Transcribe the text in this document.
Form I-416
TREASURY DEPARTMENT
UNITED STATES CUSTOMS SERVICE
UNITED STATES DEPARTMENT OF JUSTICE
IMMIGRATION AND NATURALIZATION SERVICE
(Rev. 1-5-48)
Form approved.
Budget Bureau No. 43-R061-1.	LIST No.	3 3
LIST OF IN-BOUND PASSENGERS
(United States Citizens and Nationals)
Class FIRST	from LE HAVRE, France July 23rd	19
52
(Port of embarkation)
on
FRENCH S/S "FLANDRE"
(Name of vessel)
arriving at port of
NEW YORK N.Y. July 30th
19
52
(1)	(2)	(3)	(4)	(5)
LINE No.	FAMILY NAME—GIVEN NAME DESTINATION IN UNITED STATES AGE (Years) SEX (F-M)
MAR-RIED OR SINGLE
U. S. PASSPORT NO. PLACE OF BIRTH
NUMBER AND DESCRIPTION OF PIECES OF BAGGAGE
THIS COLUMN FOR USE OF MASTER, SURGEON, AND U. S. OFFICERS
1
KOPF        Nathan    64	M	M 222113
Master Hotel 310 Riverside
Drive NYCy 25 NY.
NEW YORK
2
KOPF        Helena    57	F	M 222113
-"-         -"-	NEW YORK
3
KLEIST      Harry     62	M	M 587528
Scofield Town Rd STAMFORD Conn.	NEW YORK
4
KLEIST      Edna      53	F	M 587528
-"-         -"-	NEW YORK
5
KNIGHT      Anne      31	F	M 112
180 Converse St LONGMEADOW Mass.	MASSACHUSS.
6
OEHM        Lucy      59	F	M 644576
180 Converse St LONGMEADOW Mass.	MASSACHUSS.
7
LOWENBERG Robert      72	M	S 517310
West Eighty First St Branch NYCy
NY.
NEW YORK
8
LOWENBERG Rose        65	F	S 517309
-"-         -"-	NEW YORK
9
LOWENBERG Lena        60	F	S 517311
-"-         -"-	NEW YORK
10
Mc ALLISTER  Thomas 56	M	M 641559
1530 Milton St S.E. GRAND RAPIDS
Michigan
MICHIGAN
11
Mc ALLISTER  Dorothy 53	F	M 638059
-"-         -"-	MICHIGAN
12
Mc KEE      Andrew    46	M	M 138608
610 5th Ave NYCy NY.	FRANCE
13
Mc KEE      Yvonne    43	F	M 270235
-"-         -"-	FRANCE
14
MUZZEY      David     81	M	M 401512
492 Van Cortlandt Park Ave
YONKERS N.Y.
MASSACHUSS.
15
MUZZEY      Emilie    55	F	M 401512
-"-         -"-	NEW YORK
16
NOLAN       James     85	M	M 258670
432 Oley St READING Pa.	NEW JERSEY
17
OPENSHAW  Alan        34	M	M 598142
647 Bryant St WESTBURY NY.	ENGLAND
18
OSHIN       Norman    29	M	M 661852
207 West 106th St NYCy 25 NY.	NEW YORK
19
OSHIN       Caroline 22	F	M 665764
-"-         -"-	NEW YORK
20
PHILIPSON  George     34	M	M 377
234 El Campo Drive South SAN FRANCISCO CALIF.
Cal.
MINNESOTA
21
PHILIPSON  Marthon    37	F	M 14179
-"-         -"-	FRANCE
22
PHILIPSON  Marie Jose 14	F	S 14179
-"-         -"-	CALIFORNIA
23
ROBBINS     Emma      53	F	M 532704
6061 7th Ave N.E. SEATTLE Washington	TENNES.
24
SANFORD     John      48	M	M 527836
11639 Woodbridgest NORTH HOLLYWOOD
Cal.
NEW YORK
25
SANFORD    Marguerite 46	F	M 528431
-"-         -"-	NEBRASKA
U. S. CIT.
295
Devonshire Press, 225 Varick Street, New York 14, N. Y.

## Aim
Identify the lines in the entries above that contain "MUZZEY", then copy them out.

## The output
MUZZEY      David     81	M	M 401512
MUZZEY      Emilie    55	F	M 401512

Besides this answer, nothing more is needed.